● Provided passage:
= = = = = = =

Let’s put this into context by comparing the change in scale to changing how we measure temperature. Let’s say we have long accepted the Fahrenheit scale for measuring temperature and let’s say (for arguments sake) that we have adopted a standard that 65 degrees Fahrenheit qualifies a day as being “warm.” (Yes, it’s unlikely we would make any such foolish determination because we understand that 64 and 66 degrees may not really feel all that different… because it isn’t!).

One day, a new mandate comes down making the Celsius scale the new standard. Along with that, those making the rules determine that the cut-score for a warm day shall now be 20 degrees Celsius. We wake up on that day to see that it’s only 18.33 degrees (Celsius) outside, so we layer up to face the elements, not totally getting the change in temperature scale. We are also told by our trusted weather-person that it’s not quite warm out there (heck, it’s not even 20 degrees!). But yesterday, it was 65 degrees, officially “warm” and quite pleasant. Strangely, when we get outside all layered up, it feels a lot like yesterday. And then we whip out our trusty iPhone conversion app to realize that 18.33 Celsius is 65 Fahrenheit. Nothing has changed with the actual weather. What has changed is the scale by which we measure it, and cut points we have assigned to determine what’s “warm” and what isn’t. Of course, temperature is temperature and the conversion of one scale to another, when measuring temperature is rather precise.

So then, how closely related are ASK and PARCC scores, when taken across all New Jersey Schools and are they sufficiently correlated that we can consider them to be largely the same, and can use that sameness to determine the conversion calculation from one to the other?

= = = = = = =

● Supplied entries:
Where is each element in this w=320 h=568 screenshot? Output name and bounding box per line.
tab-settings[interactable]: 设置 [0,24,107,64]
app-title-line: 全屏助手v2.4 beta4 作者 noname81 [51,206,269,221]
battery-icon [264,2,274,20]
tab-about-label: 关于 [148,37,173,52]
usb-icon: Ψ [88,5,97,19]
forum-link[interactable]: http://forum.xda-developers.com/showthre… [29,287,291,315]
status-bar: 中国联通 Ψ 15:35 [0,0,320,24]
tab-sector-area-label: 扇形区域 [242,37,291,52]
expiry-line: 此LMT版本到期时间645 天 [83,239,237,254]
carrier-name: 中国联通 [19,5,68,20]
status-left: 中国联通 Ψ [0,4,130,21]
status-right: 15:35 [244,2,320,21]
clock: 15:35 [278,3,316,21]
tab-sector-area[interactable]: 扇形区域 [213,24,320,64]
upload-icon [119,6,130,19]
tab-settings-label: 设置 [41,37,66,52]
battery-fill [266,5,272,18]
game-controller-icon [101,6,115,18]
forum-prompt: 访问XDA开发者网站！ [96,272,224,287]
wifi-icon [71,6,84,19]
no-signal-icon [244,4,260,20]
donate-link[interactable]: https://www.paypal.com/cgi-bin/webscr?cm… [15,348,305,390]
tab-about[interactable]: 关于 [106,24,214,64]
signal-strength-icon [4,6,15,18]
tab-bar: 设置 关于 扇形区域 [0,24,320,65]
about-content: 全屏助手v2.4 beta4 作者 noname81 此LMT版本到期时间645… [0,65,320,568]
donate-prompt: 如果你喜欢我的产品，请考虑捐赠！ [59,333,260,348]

= = = = = = =

● Written instruction 1: Rewrite the temperature analogy passage between "Let’s put this" and "because it isn’t!).", inclusive, changing "Fahrenheit" to "Kelvin".
● Written instruction 2: List every distinct temperature number that appears in the temperature analogy passage.
● Written instruction 3: Under the new mandate in the temperature analogy passage, what is the cut-score for a warm day?

● Complete output 1:
Let’s put this into context by comparing the change in scale to changing how we measure temperature. Let’s say we have long accepted the Kelvin scale for measuring temperature and let’s say (for arguments sake) that we have adopted a standard that 65 degrees Kelvin qualifies a day as being “warm.” (Yes, it’s unlikely we would make any such foolish determination because we understand that 64 and 66 degrees may not really feel all that different… because it isn’t!).

● Complete output 2: 65, 64, 66, 20, 18.33

● Complete output 3: 20 degrees Celsius